• Required work
Give the number of lines holding the string "content", and nothing else.
____
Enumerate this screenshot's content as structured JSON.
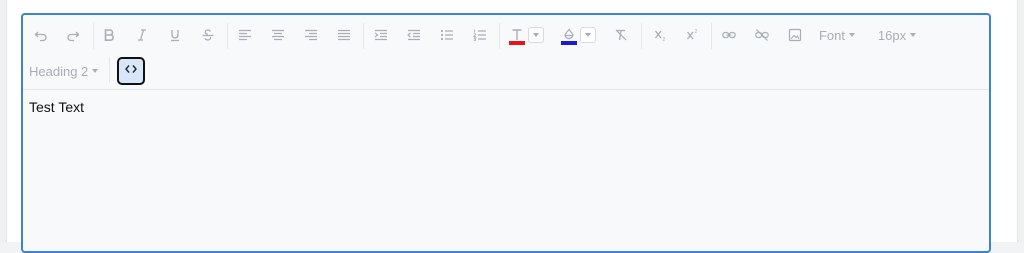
{
  "toolbar": {
    "font_label": "Font",
    "size_label": "16px",
    "heading_label": "Heading 2",
    "colors": {
      "text_color": "#e8141c",
      "highlight_color": "#1a1ad8",
      "accent": "#3c83d6"
    },
    "icons": [
      "undo-icon",
      "redo-icon",
      "bold-icon",
      "italic-icon",
      "underline-icon",
      "strikethrough-icon",
      "align-left-icon",
      "align-center-icon",
      "align-right-icon",
      "align-justify-icon",
      "indent-icon",
      "outdent-icon",
      "bullet-list-icon",
      "numbered-list-icon",
      "text-color-icon",
      "highlight-color-icon",
      "clear-format-icon",
      "subscript-icon",
      "superscript-icon",
      "link-icon",
      "unlink-icon",
      "image-icon",
      "source-code-icon"
    ]
  },
  "editor": {
    "content": "Test Text"
  }
}
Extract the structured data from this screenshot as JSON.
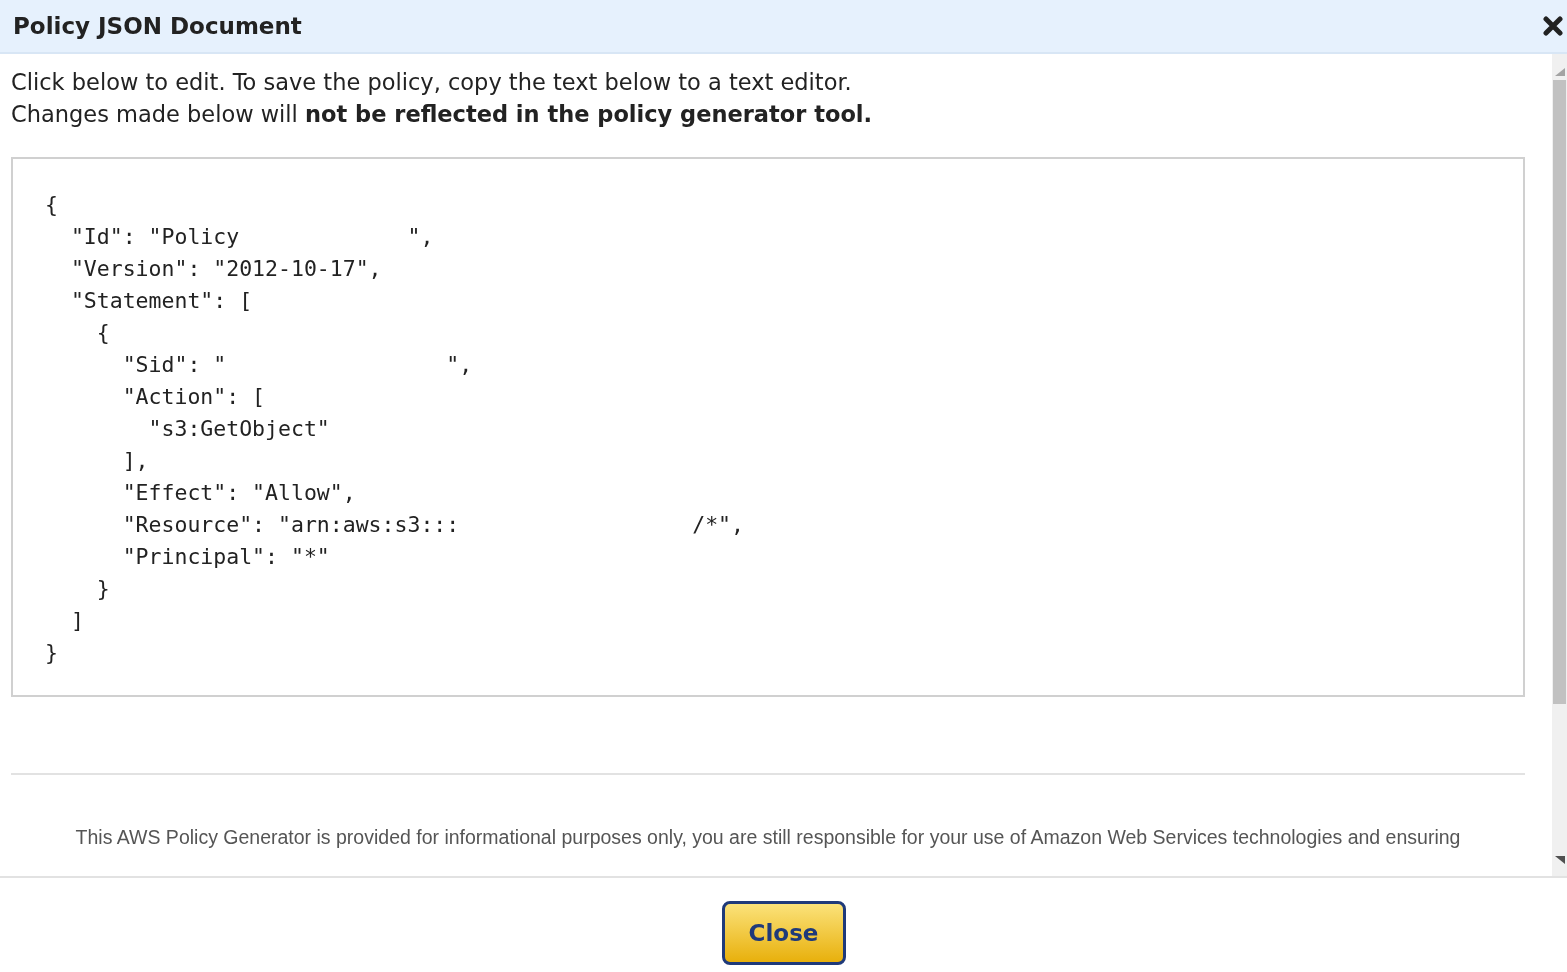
{
  "dialog": {
    "title": "Policy JSON Document",
    "instructions": [
      "Click below to edit. To save the policy, copy the text below to a text editor.",
      "Changes made below will **not be reflected in the policy generator tool.**"
    ],
    "policy_text": "{\n  \"Id\": \"Policy             \",\n  \"Version\": \"2012-10-17\",\n  \"Statement\": [\n    {\n      \"Sid\": \"                 \",\n      \"Action\": [\n        \"s3:GetObject\"\n      ],\n      \"Effect\": \"Allow\",\n      \"Resource\": \"arn:aws:s3:::                  /*\",\n      \"Principal\": \"*\"\n    }\n  ]\n}",
    "disclaimer": "This AWS Policy Generator is provided for informational purposes only, you are still responsible for your use of Amazon Web Services technologies and ensuring",
    "buttons": [
      {
        "label": "Close"
      }
    ]
  }
}
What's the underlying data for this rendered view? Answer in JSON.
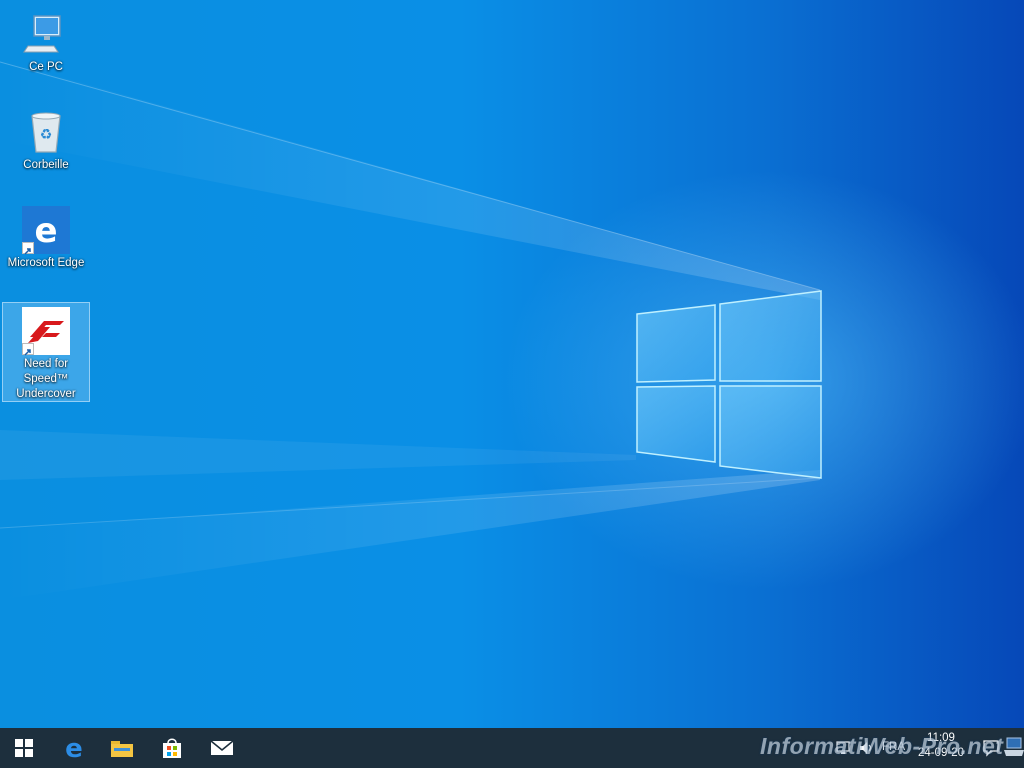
____
• The answer
2